— Start of Supplied data —
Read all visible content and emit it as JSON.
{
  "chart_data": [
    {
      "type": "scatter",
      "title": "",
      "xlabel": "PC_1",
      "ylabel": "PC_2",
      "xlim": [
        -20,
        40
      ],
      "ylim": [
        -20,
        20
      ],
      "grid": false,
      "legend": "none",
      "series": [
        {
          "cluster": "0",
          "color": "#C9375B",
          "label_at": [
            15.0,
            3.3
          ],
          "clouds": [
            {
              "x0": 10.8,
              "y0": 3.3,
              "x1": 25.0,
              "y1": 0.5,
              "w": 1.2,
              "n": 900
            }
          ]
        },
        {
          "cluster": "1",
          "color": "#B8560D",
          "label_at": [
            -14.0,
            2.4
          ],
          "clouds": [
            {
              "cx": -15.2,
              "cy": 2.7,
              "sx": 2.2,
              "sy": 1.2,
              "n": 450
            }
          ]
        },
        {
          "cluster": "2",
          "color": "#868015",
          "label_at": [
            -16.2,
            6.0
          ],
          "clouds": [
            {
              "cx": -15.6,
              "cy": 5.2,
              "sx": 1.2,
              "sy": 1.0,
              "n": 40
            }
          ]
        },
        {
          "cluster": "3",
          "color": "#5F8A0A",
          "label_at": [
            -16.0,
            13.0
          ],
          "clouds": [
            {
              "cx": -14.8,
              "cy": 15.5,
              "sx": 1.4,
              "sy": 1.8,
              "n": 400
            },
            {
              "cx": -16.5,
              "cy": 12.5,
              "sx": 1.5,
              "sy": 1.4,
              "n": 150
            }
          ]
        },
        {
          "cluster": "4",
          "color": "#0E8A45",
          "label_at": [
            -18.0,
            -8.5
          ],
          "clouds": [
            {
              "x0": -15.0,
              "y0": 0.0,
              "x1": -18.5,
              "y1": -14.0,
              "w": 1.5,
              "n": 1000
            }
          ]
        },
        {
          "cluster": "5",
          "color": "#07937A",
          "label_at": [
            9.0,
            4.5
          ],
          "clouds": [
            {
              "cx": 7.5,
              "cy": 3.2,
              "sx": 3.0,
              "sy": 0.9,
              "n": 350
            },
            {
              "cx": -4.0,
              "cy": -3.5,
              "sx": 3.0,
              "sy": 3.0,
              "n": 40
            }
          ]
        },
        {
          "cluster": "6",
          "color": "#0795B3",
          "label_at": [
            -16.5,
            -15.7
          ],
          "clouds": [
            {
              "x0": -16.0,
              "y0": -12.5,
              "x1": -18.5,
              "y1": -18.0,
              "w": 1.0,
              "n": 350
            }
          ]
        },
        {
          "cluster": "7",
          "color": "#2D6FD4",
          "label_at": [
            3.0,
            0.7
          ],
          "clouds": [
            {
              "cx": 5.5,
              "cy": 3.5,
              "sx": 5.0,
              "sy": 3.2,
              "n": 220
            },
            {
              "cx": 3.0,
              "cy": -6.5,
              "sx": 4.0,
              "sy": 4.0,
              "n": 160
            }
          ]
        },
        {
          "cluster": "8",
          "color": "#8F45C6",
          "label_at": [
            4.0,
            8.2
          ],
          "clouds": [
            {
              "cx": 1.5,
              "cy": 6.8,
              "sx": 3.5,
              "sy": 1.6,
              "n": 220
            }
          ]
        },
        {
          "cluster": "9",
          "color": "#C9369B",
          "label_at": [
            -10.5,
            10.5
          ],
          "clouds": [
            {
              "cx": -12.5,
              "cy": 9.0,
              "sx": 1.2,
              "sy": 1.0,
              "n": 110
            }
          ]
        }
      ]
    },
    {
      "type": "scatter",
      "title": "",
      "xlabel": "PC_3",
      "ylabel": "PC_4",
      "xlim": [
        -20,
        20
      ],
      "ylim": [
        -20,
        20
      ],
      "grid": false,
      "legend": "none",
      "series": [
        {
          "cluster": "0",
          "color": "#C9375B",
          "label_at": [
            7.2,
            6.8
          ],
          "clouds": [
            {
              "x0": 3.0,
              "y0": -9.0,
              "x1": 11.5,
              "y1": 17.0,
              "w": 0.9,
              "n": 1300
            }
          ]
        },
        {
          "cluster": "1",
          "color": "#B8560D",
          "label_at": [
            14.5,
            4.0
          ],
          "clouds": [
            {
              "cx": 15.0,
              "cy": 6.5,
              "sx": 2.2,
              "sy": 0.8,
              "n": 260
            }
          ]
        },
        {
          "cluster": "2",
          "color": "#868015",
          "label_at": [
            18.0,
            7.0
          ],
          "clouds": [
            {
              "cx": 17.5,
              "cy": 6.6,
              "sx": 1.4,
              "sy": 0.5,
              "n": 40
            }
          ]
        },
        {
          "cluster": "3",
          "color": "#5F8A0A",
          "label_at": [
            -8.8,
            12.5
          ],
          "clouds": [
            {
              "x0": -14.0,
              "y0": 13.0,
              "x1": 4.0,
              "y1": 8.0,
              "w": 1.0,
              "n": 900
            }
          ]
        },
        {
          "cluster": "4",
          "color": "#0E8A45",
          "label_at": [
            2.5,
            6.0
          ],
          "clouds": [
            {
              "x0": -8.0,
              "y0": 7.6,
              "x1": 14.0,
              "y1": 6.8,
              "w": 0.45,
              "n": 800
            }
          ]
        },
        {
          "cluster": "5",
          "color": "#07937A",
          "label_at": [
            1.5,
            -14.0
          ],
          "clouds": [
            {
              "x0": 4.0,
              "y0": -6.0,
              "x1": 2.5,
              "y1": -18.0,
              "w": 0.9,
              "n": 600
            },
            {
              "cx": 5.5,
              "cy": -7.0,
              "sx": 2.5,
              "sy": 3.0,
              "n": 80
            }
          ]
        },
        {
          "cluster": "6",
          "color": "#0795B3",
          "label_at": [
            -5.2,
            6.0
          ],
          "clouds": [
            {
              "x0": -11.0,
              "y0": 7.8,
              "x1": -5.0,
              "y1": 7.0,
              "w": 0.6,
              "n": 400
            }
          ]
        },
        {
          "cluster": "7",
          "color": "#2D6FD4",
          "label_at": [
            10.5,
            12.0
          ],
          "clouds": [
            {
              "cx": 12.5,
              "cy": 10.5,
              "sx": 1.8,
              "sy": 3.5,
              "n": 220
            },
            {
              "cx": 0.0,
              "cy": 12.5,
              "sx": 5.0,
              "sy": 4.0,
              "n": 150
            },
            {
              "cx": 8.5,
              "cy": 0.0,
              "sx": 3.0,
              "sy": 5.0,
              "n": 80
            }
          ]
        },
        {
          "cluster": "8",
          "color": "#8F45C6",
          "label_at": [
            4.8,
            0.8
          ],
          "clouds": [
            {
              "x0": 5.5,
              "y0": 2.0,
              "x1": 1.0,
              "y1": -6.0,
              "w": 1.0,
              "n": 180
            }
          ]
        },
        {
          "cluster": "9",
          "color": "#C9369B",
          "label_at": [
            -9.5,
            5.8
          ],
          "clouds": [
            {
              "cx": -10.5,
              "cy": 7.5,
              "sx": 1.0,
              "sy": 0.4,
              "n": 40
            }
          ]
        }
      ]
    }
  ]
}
— End of Supplied data —
• **Given problem**:
Set all of the entries down again, exactly as they were given.

• **Solution to this task**:
Read all visible content and emit it as JSON.
{
  "chart_data": [
    {
      "type": "scatter",
      "title": "",
      "xlabel": "PC_1",
      "ylabel": "PC_2",
      "xlim": [
        -20,
        40
      ],
      "ylim": [
        -20,
        20
      ],
      "grid": false,
      "legend": "none",
      "series": [
        {
          "cluster": "0",
          "color": "#C9375B",
          "label_at": [
            15.0,
            3.3
          ],
          "clouds": [
            {
              "x0": 10.8,
              "y0": 3.3,
              "x1": 25.0,
              "y1": 0.5,
              "w": 1.2,
              "n": 900
            }
          ]
        },
        {
          "cluster": "1",
          "color": "#B8560D",
          "label_at": [
            -14.0,
            2.4
          ],
          "clouds": [
            {
              "cx": -15.2,
              "cy": 2.7,
              "sx": 2.2,
              "sy": 1.2,
              "n": 450
            }
          ]
        },
        {
          "cluster": "2",
          "color": "#868015",
          "label_at": [
            -16.2,
            6.0
          ],
          "clouds": [
            {
              "cx": -15.6,
              "cy": 5.2,
              "sx": 1.2,
              "sy": 1.0,
              "n": 40
            }
          ]
        },
        {
          "cluster": "3",
          "color": "#5F8A0A",
          "label_at": [
            -16.0,
            13.0
          ],
          "clouds": [
            {
              "cx": -14.8,
              "cy": 15.5,
              "sx": 1.4,
              "sy": 1.8,
              "n": 400
            },
            {
              "cx": -16.5,
              "cy": 12.5,
              "sx": 1.5,
              "sy": 1.4,
              "n": 150
            }
          ]
        },
        {
          "cluster": "4",
          "color": "#0E8A45",
          "label_at": [
            -18.0,
            -8.5
          ],
          "clouds": [
            {
              "x0": -15.0,
              "y0": 0.0,
              "x1": -18.5,
              "y1": -14.0,
              "w": 1.5,
              "n": 1000
            }
          ]
        },
        {
          "cluster": "5",
          "color": "#07937A",
          "label_at": [
            9.0,
            4.5
          ],
          "clouds": [
            {
              "cx": 7.5,
              "cy": 3.2,
              "sx": 3.0,
              "sy": 0.9,
              "n": 350
            },
            {
              "cx": -4.0,
              "cy": -3.5,
              "sx": 3.0,
              "sy": 3.0,
              "n": 40
            }
          ]
        },
        {
          "cluster": "6",
          "color": "#0795B3",
          "label_at": [
            -16.5,
            -15.7
          ],
          "clouds": [
            {
              "x0": -16.0,
              "y0": -12.5,
              "x1": -18.5,
              "y1": -18.0,
              "w": 1.0,
              "n": 350
            }
          ]
        },
        {
          "cluster": "7",
          "color": "#2D6FD4",
          "label_at": [
            3.0,
            0.7
          ],
          "clouds": [
            {
              "cx": 5.5,
              "cy": 3.5,
              "sx": 5.0,
              "sy": 3.2,
              "n": 220
            },
            {
              "cx": 3.0,
              "cy": -6.5,
              "sx": 4.0,
              "sy": 4.0,
              "n": 160
            }
          ]
        },
        {
          "cluster": "8",
          "color": "#8F45C6",
          "label_at": [
            4.0,
            8.2
          ],
          "clouds": [
            {
              "cx": 1.5,
              "cy": 6.8,
              "sx": 3.5,
              "sy": 1.6,
              "n": 220
            }
          ]
        },
        {
          "cluster": "9",
          "color": "#C9369B",
          "label_at": [
            -10.5,
            10.5
          ],
          "clouds": [
            {
              "cx": -12.5,
              "cy": 9.0,
              "sx": 1.2,
              "sy": 1.0,
              "n": 110
            }
          ]
        }
      ]
    },
    {
      "type": "scatter",
      "title": "",
      "xlabel": "PC_3",
      "ylabel": "PC_4",
      "xlim": [
        -20,
        20
      ],
      "ylim": [
        -20,
        20
      ],
      "grid": false,
      "legend": "none",
      "series": [
        {
          "cluster": "0",
          "color": "#C9375B",
          "label_at": [
            7.2,
            6.8
          ],
          "clouds": [
            {
              "x0": 3.0,
              "y0": -9.0,
              "x1": 11.5,
              "y1": 17.0,
              "w": 0.9,
              "n": 1300
            }
          ]
        },
        {
          "cluster": "1",
          "color": "#B8560D",
          "label_at": [
            14.5,
            4.0
          ],
          "clouds": [
            {
              "cx": 15.0,
              "cy": 6.5,
              "sx": 2.2,
              "sy": 0.8,
              "n": 260
            }
          ]
        },
        {
          "cluster": "2",
          "color": "#868015",
          "label_at": [
            18.0,
            7.0
          ],
          "clouds": [
            {
              "cx": 17.5,
              "cy": 6.6,
              "sx": 1.4,
              "sy": 0.5,
              "n": 40
            }
          ]
        },
        {
          "cluster": "3",
          "color": "#5F8A0A",
          "label_at": [
            -8.8,
            12.5
          ],
          "clouds": [
            {
              "x0": -14.0,
              "y0": 13.0,
              "x1": 4.0,
              "y1": 8.0,
              "w": 1.0,
              "n": 900
            }
          ]
        },
        {
          "cluster": "4",
          "color": "#0E8A45",
          "label_at": [
            2.5,
            6.0
          ],
          "clouds": [
            {
              "x0": -8.0,
              "y0": 7.6,
              "x1": 14.0,
              "y1": 6.8,
              "w": 0.45,
              "n": 800
            }
          ]
        },
        {
          "cluster": "5",
          "color": "#07937A",
          "label_at": [
            1.5,
            -14.0
          ],
          "clouds": [
            {
              "x0": 4.0,
              "y0": -6.0,
              "x1": 2.5,
              "y1": -18.0,
              "w": 0.9,
              "n": 600
            },
            {
              "cx": 5.5,
              "cy": -7.0,
              "sx": 2.5,
              "sy": 3.0,
              "n": 80
            }
          ]
        },
        {
          "cluster": "6",
          "color": "#0795B3",
          "label_at": [
            -5.2,
            6.0
          ],
          "clouds": [
            {
              "x0": -11.0,
              "y0": 7.8,
              "x1": -5.0,
              "y1": 7.0,
              "w": 0.6,
              "n": 400
            }
          ]
        },
        {
          "cluster": "7",
          "color": "#2D6FD4",
          "label_at": [
            10.5,
            12.0
          ],
          "clouds": [
            {
              "cx": 12.5,
              "cy": 10.5,
              "sx": 1.8,
              "sy": 3.5,
              "n": 220
            },
            {
              "cx": 0.0,
              "cy": 12.5,
              "sx": 5.0,
              "sy": 4.0,
              "n": 150
            },
            {
              "cx": 8.5,
              "cy": 0.0,
              "sx": 3.0,
              "sy": 5.0,
              "n": 80
            }
          ]
        },
        {
          "cluster": "8",
          "color": "#8F45C6",
          "label_at": [
            4.8,
            0.8
          ],
          "clouds": [
            {
              "x0": 5.5,
              "y0": 2.0,
              "x1": 1.0,
              "y1": -6.0,
              "w": 1.0,
              "n": 180
            }
          ]
        },
        {
          "cluster": "9",
          "color": "#C9369B",
          "label_at": [
            -9.5,
            5.8
          ],
          "clouds": [
            {
              "cx": -10.5,
              "cy": 7.5,
              "sx": 1.0,
              "sy": 0.4,
              "n": 40
            }
          ]
        }
      ]
    }
  ]
}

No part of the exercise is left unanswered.